Where a line in the records below contains the string "JSON", tally it; give only the final number.

(Excerpts from a dataset)
= = = = = = =
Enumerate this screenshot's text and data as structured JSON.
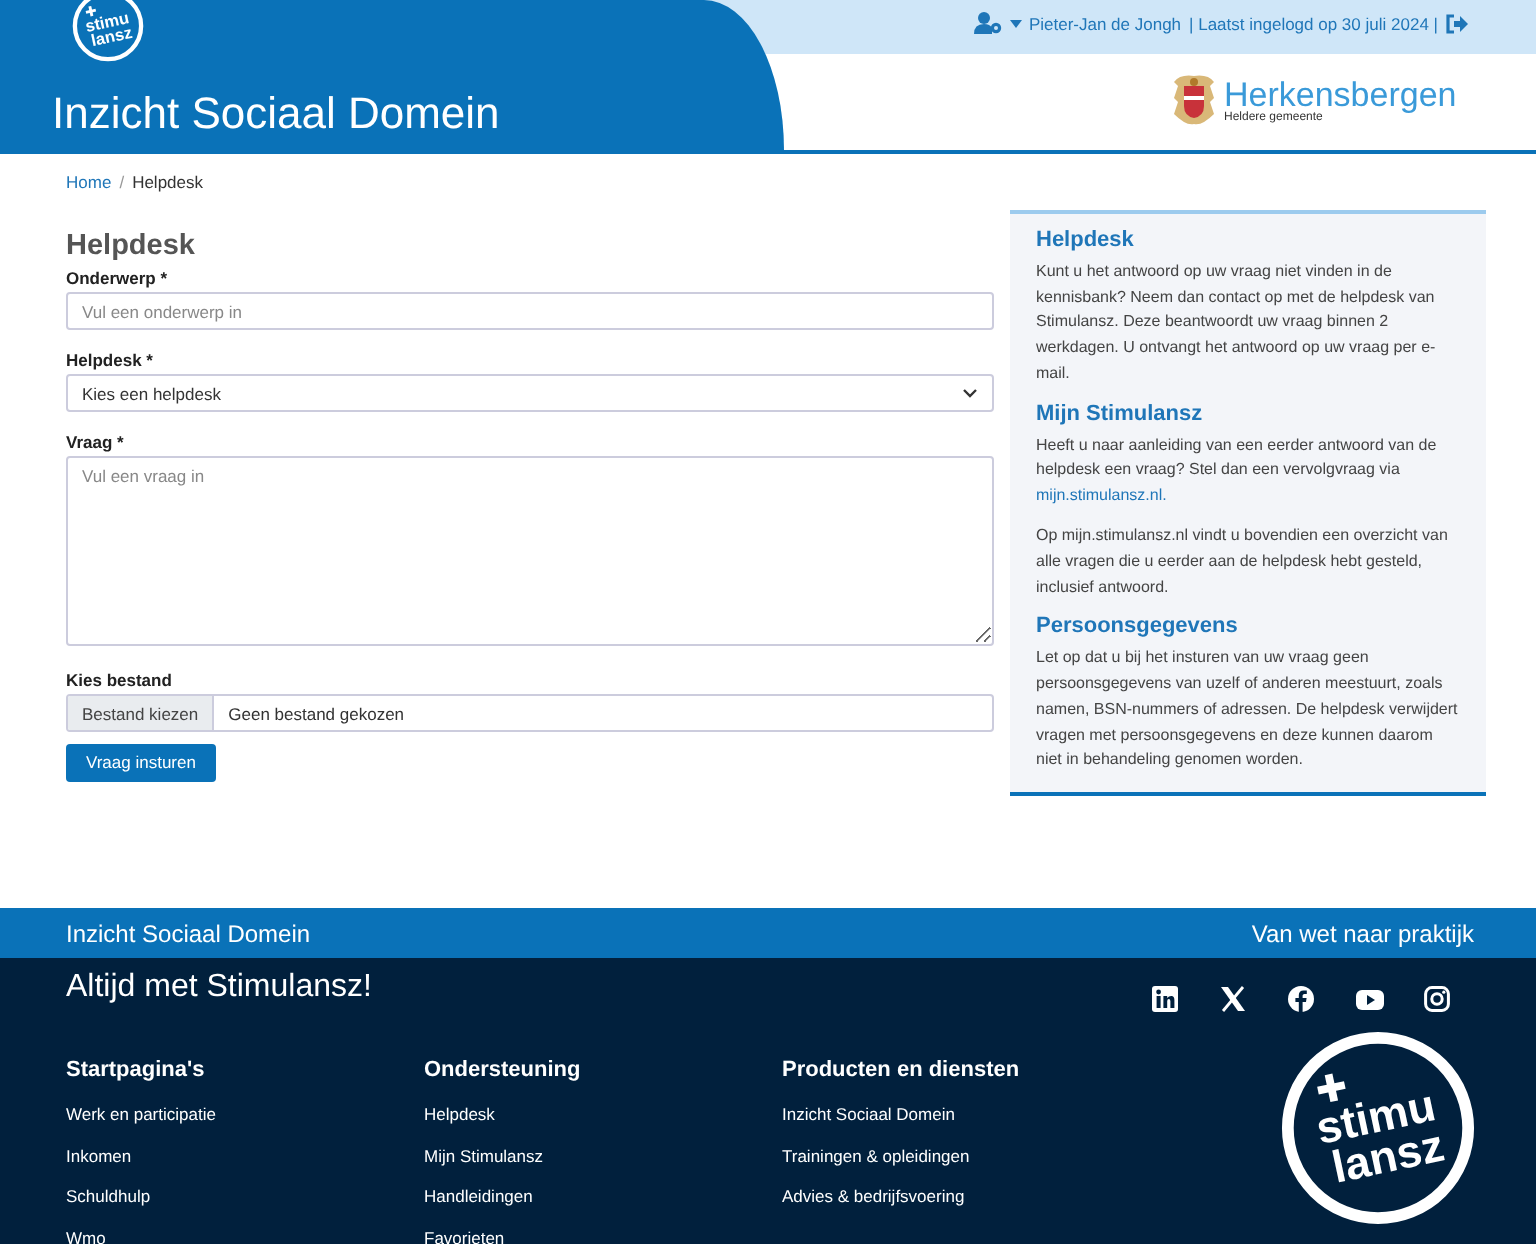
{
  "header": {
    "logo": {
      "top": "stimu",
      "bottom": "lansz"
    },
    "title": "Inzicht Sociaal Domein",
    "user_name": "Pieter-Jan de Jongh",
    "last_login": "| Laatst ingelogd op 30 juli 2024 |",
    "municipality": {
      "name": "Herkensbergen",
      "tagline": "Heldere gemeente"
    }
  },
  "breadcrumb": {
    "separator": "/",
    "items": [
      {
        "label": "Home",
        "current": false
      },
      {
        "label": "Helpdesk",
        "current": true
      }
    ]
  },
  "form": {
    "title": "Helpdesk",
    "fields": [
      {
        "kind": "text",
        "label": "Onderwerp *",
        "placeholder": "Vul een onderwerp in"
      },
      {
        "kind": "select",
        "label": "Helpdesk *",
        "value": "Kies een helpdesk"
      },
      {
        "kind": "textarea",
        "label": "Vraag *",
        "placeholder": "Vul een vraag in"
      },
      {
        "kind": "file",
        "label": "Kies bestand",
        "button": "Bestand kiezen",
        "value": "Geen bestand gekozen"
      }
    ],
    "submit": "Vraag insturen"
  },
  "aside": [
    {
      "title": "Helpdesk",
      "paragraphs": [
        {
          "text": "Kunt u het antwoord op uw vraag niet vinden in de kennisbank? Neem dan contact op met de helpdesk van Stimulansz. Deze beantwoordt uw vraag binnen 2 werkdagen. U ontvangt het antwoord op uw vraag per e-mail."
        }
      ]
    },
    {
      "title": "Mijn Stimulansz",
      "paragraphs": [
        {
          "text": "Heeft u naar aanleiding van een eerder antwoord van de helpdesk een vraag? Stel dan een vervolgvraag via",
          "link": "mijn.stimulansz.nl."
        },
        {
          "text": "Op mijn.stimulansz.nl vindt u bovendien een overzicht van alle vragen die u eerder aan de helpdesk hebt gesteld, inclusief antwoord."
        }
      ]
    },
    {
      "title": "Persoonsgegevens",
      "paragraphs": [
        {
          "text": "Let op dat u bij het insturen van uw vraag geen persoonsgegevens van uzelf of anderen meestuurt, zoals namen, BSN-nummers of adressen. De helpdesk verwijdert vragen met persoonsgegevens en deze kunnen daarom niet in behandeling genomen worden."
        }
      ]
    }
  ],
  "footer": {
    "bar_left": "Inzicht Sociaal Domein",
    "bar_right": "Van wet naar praktijk",
    "slogan": "Altijd met Stimulansz!",
    "social": [
      {
        "kind": "linkedin"
      },
      {
        "kind": "x"
      },
      {
        "kind": "facebook"
      },
      {
        "kind": "youtube"
      },
      {
        "kind": "instagram"
      }
    ],
    "columns": [
      {
        "title": "Startpagina's",
        "links": [
          "Werk en participatie",
          "Inkomen",
          "Schuldhulp",
          "Wmo"
        ]
      },
      {
        "title": "Ondersteuning",
        "links": [
          "Helpdesk",
          "Mijn Stimulansz",
          "Handleidingen",
          "Favorieten"
        ]
      },
      {
        "title": "Producten en diensten",
        "links": [
          "Inzicht Sociaal Domein",
          "Trainingen & opleidingen",
          "Advies & bedrijfsvoering"
        ]
      }
    ],
    "logo": {
      "top": "stimu",
      "bottom": "lansz"
    }
  }
}
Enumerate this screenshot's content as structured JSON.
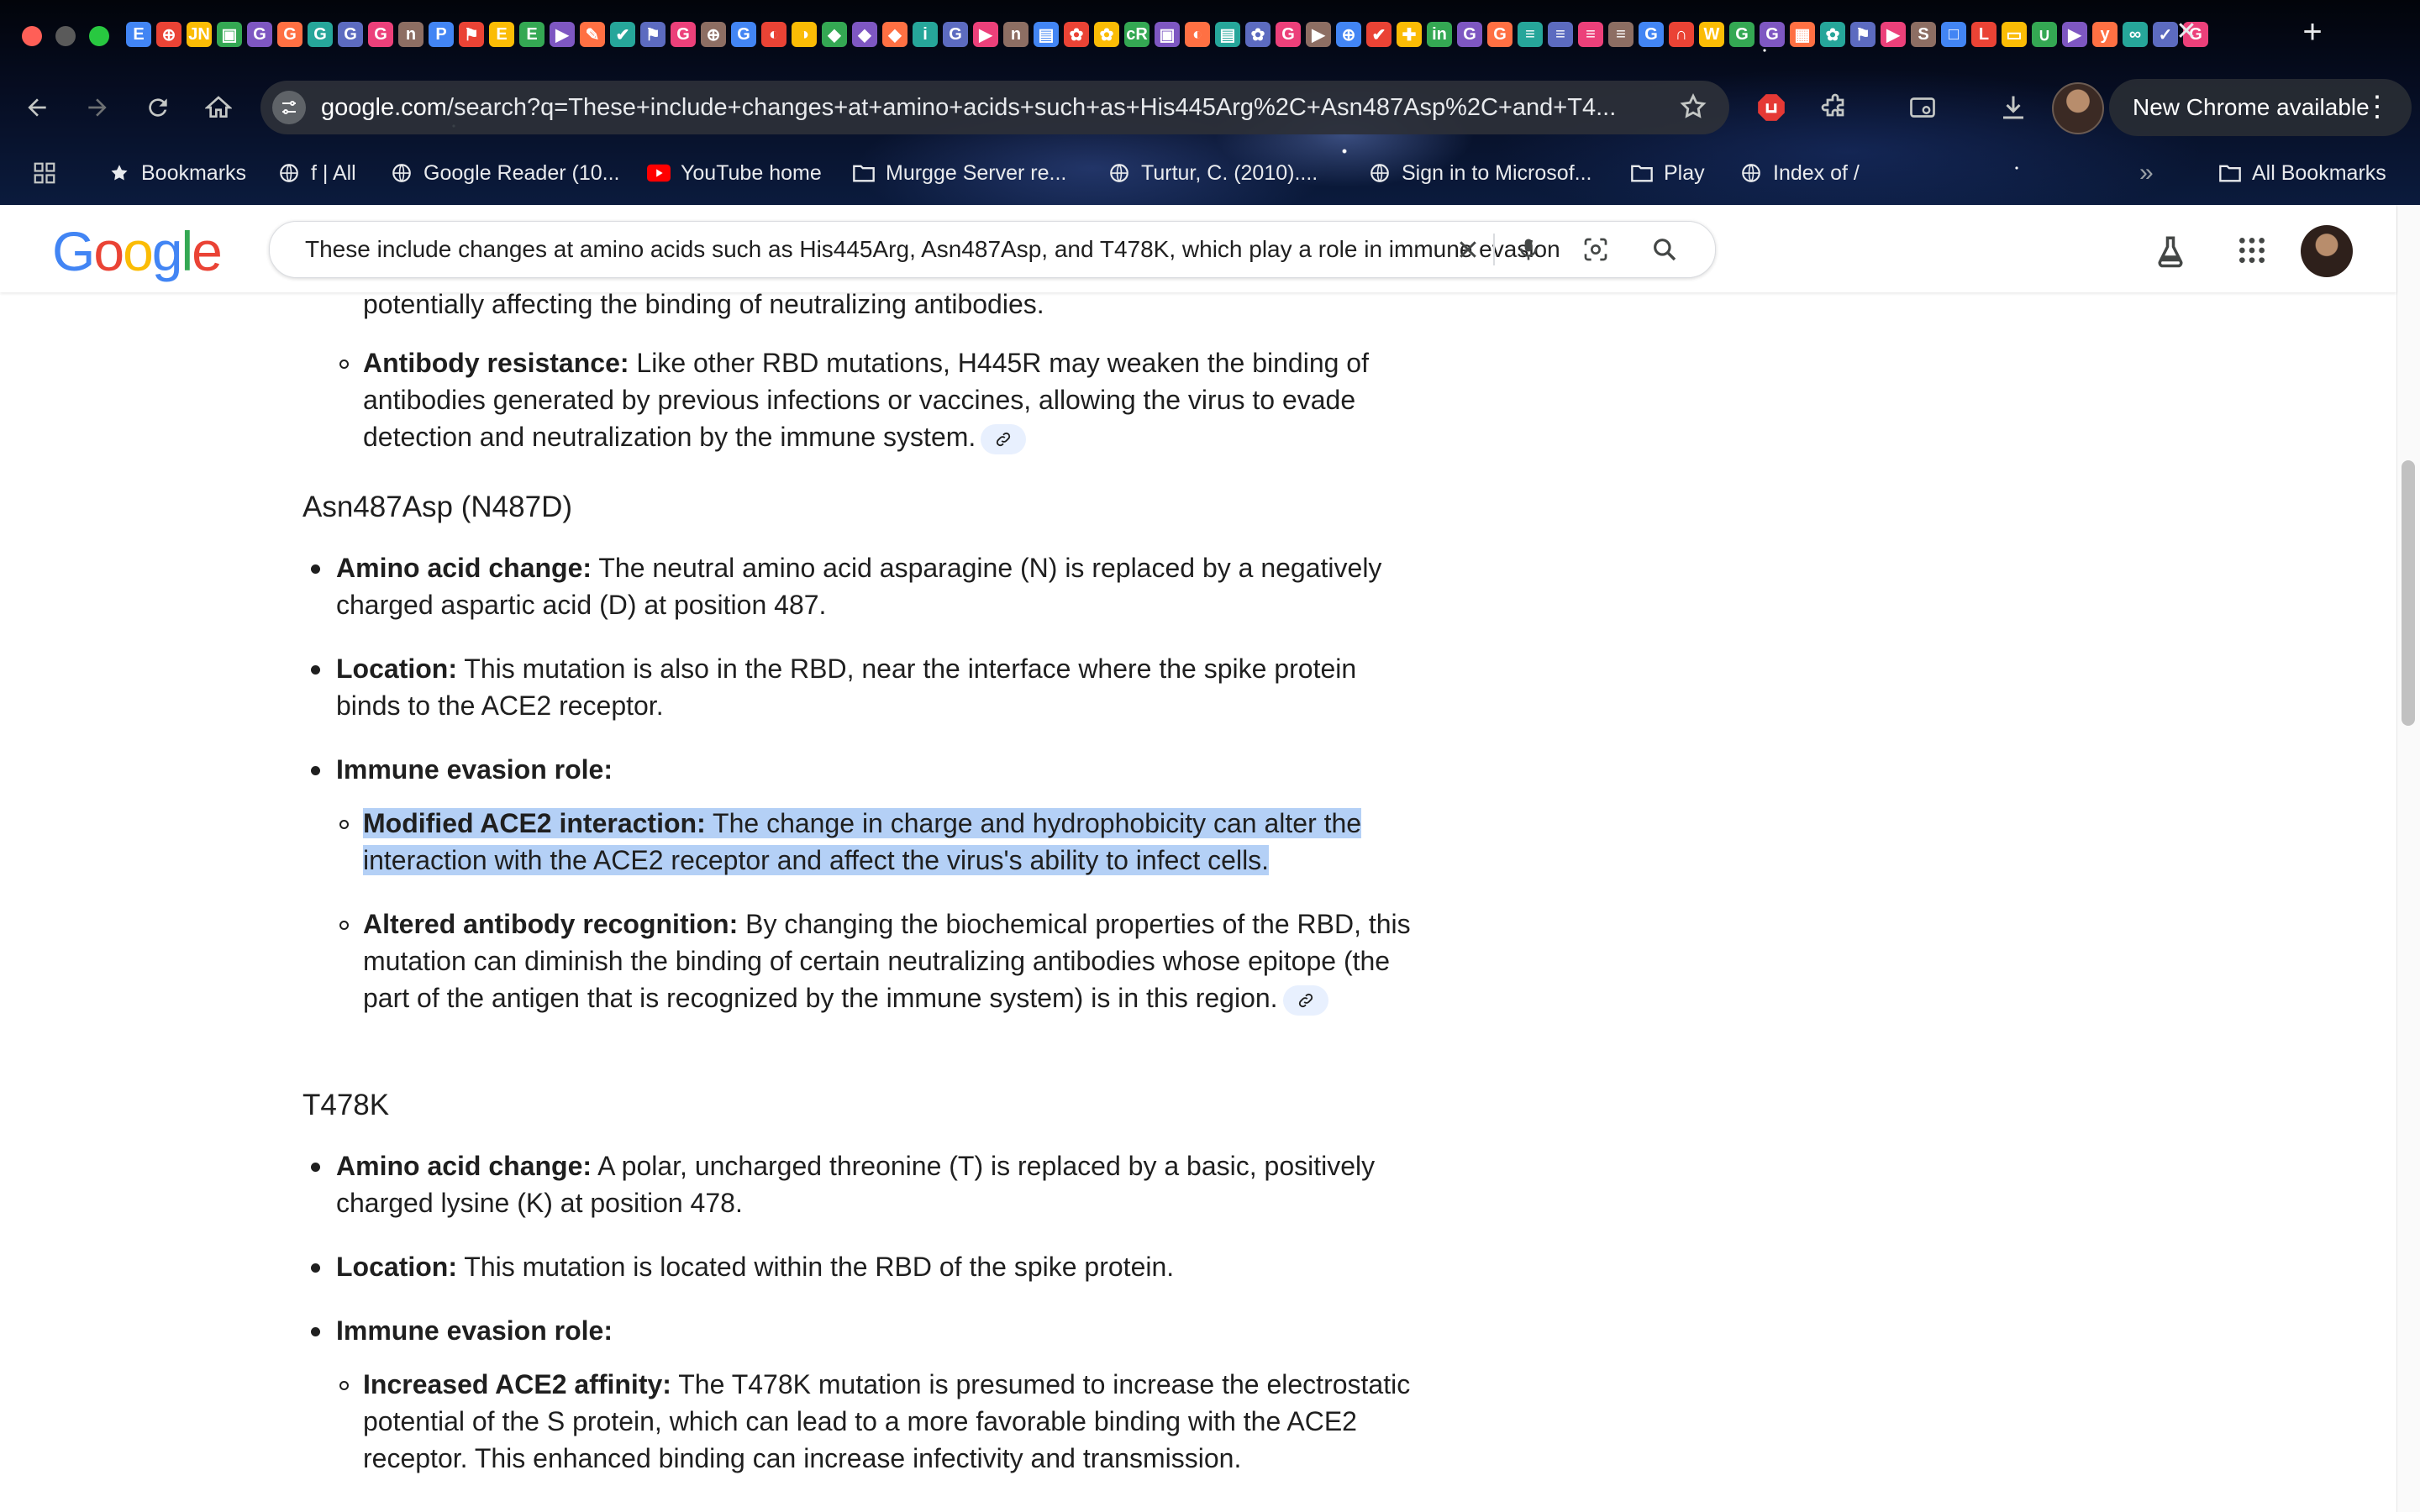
{
  "browser": {
    "url_domain": "google.com",
    "url_rest": "/search?q=These+include+changes+at+amino+acids+such+as+His445Arg%2C+Asn487Asp%2C+and+T4...",
    "update_label": "New Chrome available",
    "tab_favicons": [
      "E",
      "⊕",
      "JN",
      "▣",
      "G",
      "G",
      "G",
      "G",
      "G",
      "n",
      "P",
      "⚑",
      "E",
      "E",
      "▶",
      "✎",
      "✔",
      "⚑",
      "G",
      "⊕",
      "G",
      "◐",
      "◑",
      "◆",
      "◆",
      "◆",
      "i",
      "G",
      "▶",
      "n",
      "▤",
      "✿",
      "✿",
      "cR",
      "▣",
      "◐",
      "▤",
      "✿",
      "G",
      "▶",
      "⊕",
      "✔",
      "✚",
      "in",
      "G",
      "G",
      "≡",
      "≡",
      "≡",
      "≡",
      "G",
      "∩",
      "W",
      "G",
      "G",
      "▦",
      "✿",
      "⚑",
      "▶",
      "S",
      "□",
      "L",
      "▭",
      "∪",
      "▶",
      "y",
      "∞",
      "✓",
      "G"
    ],
    "colors": {
      "accent_red": "#ea4335",
      "accent_blue": "#4285f4",
      "accent_yellow": "#fbbc05",
      "accent_green": "#34a853"
    }
  },
  "bookmarks": {
    "items": [
      {
        "label": "Bookmarks",
        "icon": "star-icon"
      },
      {
        "label": "f | All",
        "icon": "globe-icon"
      },
      {
        "label": "Google Reader (10...",
        "icon": "globe-icon"
      },
      {
        "label": "YouTube home",
        "icon": "youtube-icon"
      },
      {
        "label": "Murgge Server re...",
        "icon": "folder-icon"
      },
      {
        "label": "Turtur, C. (2010)....",
        "icon": "globe-icon"
      },
      {
        "label": "Sign in to Microsof...",
        "icon": "globe-icon"
      },
      {
        "label": "Play",
        "icon": "folder-icon"
      },
      {
        "label": "Index of /",
        "icon": "globe-icon"
      }
    ],
    "all_label": "All Bookmarks"
  },
  "google": {
    "logo_letters": [
      "G",
      "o",
      "o",
      "g",
      "l",
      "e"
    ],
    "search_value": "These include changes at amino acids such as His445Arg, Asn487Asp, and T478K, which play a role in immune evasion"
  },
  "content": {
    "top_fragment": "potentially affecting the binding of neutralizing antibodies.",
    "h445r_resistance_label": "Antibody resistance:",
    "h445r_resistance_text": " Like other RBD mutations, H445R may weaken the binding of antibodies generated by previous infections or vaccines, allowing the virus to evade detection and neutralization by the immune system.",
    "sections": [
      {
        "title": "Asn487Asp (N487D)",
        "aa_label": "Amino acid change:",
        "aa_text": " The neutral amino acid asparagine (N) is replaced by a negatively charged aspartic acid (D) at position 487.",
        "loc_label": "Location:",
        "loc_text": " This mutation is also in the RBD, near the interface where the spike protein binds to the ACE2 receptor.",
        "role_label": "Immune evasion role:",
        "sub1_label": "Modified ACE2 interaction:",
        "sub1_text": " The change in charge and hydrophobicity can alter the interaction with the ACE2 receptor and affect the virus's ability to infect cells.",
        "sub2_label": "Altered antibody recognition:",
        "sub2_text": " By changing the biochemical properties of the RBD, this mutation can diminish the binding of certain neutralizing antibodies whose epitope (the part of the antigen that is recognized by the immune system) is in this region."
      },
      {
        "title": "T478K",
        "aa_label": "Amino acid change:",
        "aa_text": " A polar, uncharged threonine (T) is replaced by a basic, positively charged lysine (K) at position 478.",
        "loc_label": "Location:",
        "loc_text": " This mutation is located within the RBD of the spike protein.",
        "role_label": "Immune evasion role:",
        "sub1_label": "Increased ACE2 affinity:",
        "sub1_text": " The T478K mutation is presumed to increase the electrostatic potential of the S protein, which can lead to a more favorable binding with the ACE2 receptor. This enhanced binding can increase infectivity and transmission."
      }
    ]
  }
}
= = = = = = =
• _RESULT FOR THIS TASK_:
2